Data entries
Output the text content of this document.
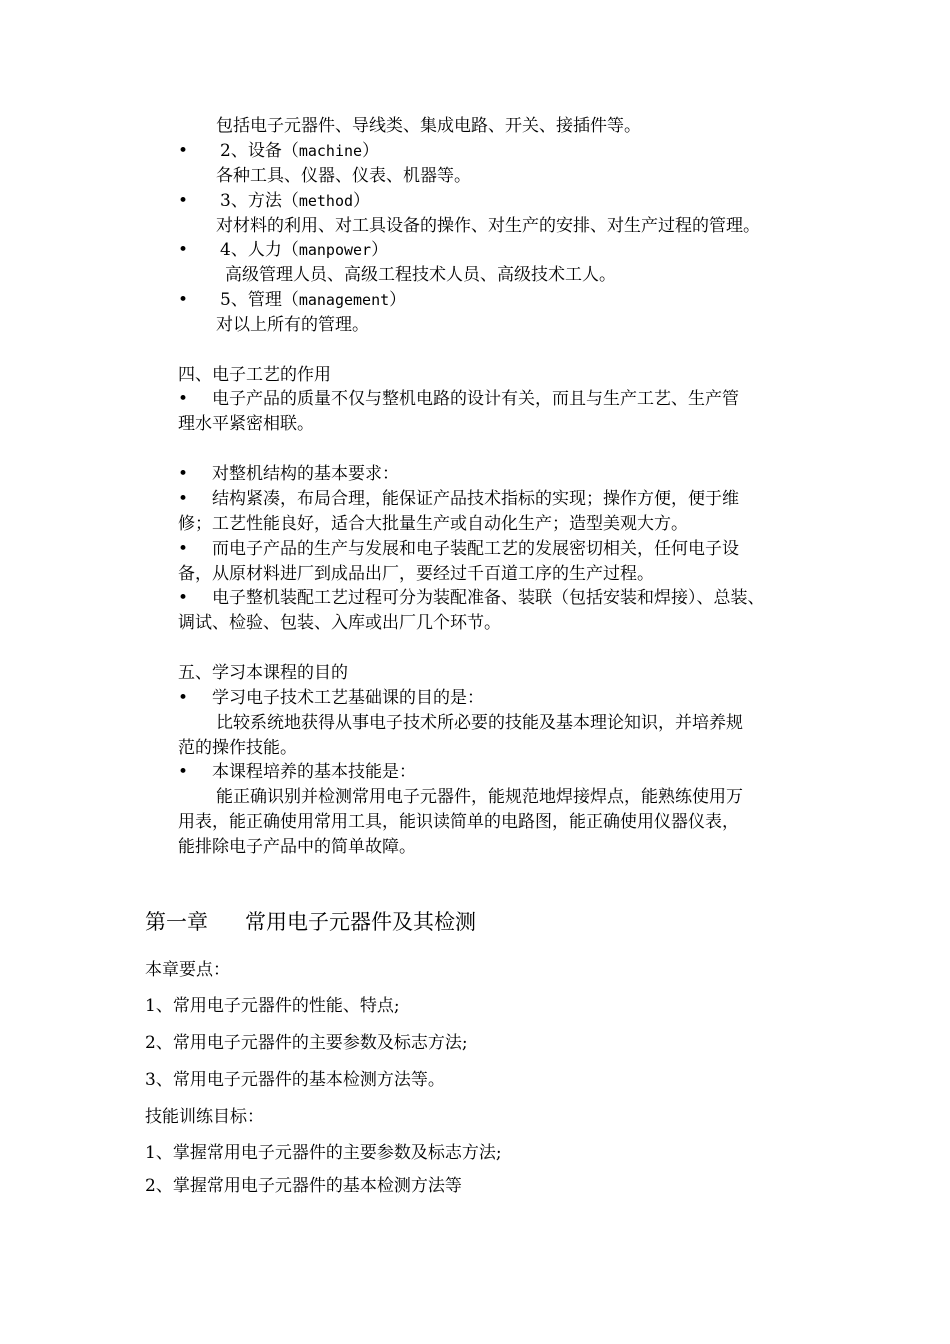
包括电子元器件、导线类、集成电路、开关、接插件等。
• 2、设备（machine）
各种工具、仪器、仪表、机器等。
• 3、方法（method）
对材料的利用、对工具设备的操作、对生产的安排、对生产过程的管理。
• 4、人力（manpower）
高级管理人员、高级工程技术人员、高级技术工人。
• 5、管理（management）
对以上所有的管理。
四、电子工艺的作用
• 电子产品的质量不仅与整机电路的设计有关，而且与生产工艺、生产管
理水平紧密相联。
• 对整机结构的基本要求：
• 结构紧凑，布局合理，能保证产品技术指标的实现；操作方便，便于维
修；工艺性能良好，适合大批量生产或自动化生产；造型美观大方。
• 而电子产品的生产与发展和电子装配工艺的发展密切相关，任何电子设
备，从原材料进厂到成品出厂，要经过千百道工序的生产过程。
• 电子整机装配工艺过程可分为装配准备、装联（包括安装和焊接）、总装、
调试、检验、包装、入库或出厂几个环节。
五、学习本课程的目的
• 学习电子技术工艺基础课的目的是：
比较系统地获得从事电子技术所必要的技能及基本理论知识，并培养规
范的操作技能。
• 本课程培养的基本技能是：
能正确识别并检测常用电子元器件，能规范地焊接焊点，能熟练使用万
用表，能正确使用常用工具，能识读简单的电路图，能正确使用仪器仪表，
能排除电子产品中的简单故障。
第一章 常用电子元器件及其检测
本章要点：
1、常用电子元器件的性能、特点;
2、常用电子元器件的主要参数及标志方法;
3、常用电子元器件的基本检测方法等。
技能训练目标：
1、掌握常用电子元器件的主要参数及标志方法;
2、掌握常用电子元器件的基本检测方法等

Exercise objective. Keep the pictures out of the copy and return the rest of the data above exactly.

Solution.
Output the text content of this document.
包括电子元器件、导线类、集成电路、开关、接插件等。
• 2、设备（machine）
各种工具、仪器、仪表、机器等。
• 3、方法（method）
对材料的利用、对工具设备的操作、对生产的安排、对生产过程的管理。
• 4、人力（manpower）
高级管理人员、高级工程技术人员、高级技术工人。
• 5、管理（management）
对以上所有的管理。
四、电子工艺的作用
• 电子产品的质量不仅与整机电路的设计有关，而且与生产工艺、生产管
理水平紧密相联。
• 对整机结构的基本要求：
• 结构紧凑，布局合理，能保证产品技术指标的实现；操作方便，便于维
修；工艺性能良好，适合大批量生产或自动化生产；造型美观大方。
• 而电子产品的生产与发展和电子装配工艺的发展密切相关，任何电子设
备，从原材料进厂到成品出厂，要经过千百道工序的生产过程。
• 电子整机装配工艺过程可分为装配准备、装联（包括安装和焊接）、总装、
调试、检验、包装、入库或出厂几个环节。
五、学习本课程的目的
• 学习电子技术工艺基础课的目的是：
比较系统地获得从事电子技术所必要的技能及基本理论知识，并培养规
范的操作技能。
• 本课程培养的基本技能是：
能正确识别并检测常用电子元器件，能规范地焊接焊点，能熟练使用万
用表，能正确使用常用工具，能识读简单的电路图，能正确使用仪器仪表，
能排除电子产品中的简单故障。
第一章 常用电子元器件及其检测
本章要点：
1、常用电子元器件的性能、特点;
2、常用电子元器件的主要参数及标志方法;
3、常用电子元器件的基本检测方法等。
技能训练目标：
1、掌握常用电子元器件的主要参数及标志方法;
2、掌握常用电子元器件的基本检测方法等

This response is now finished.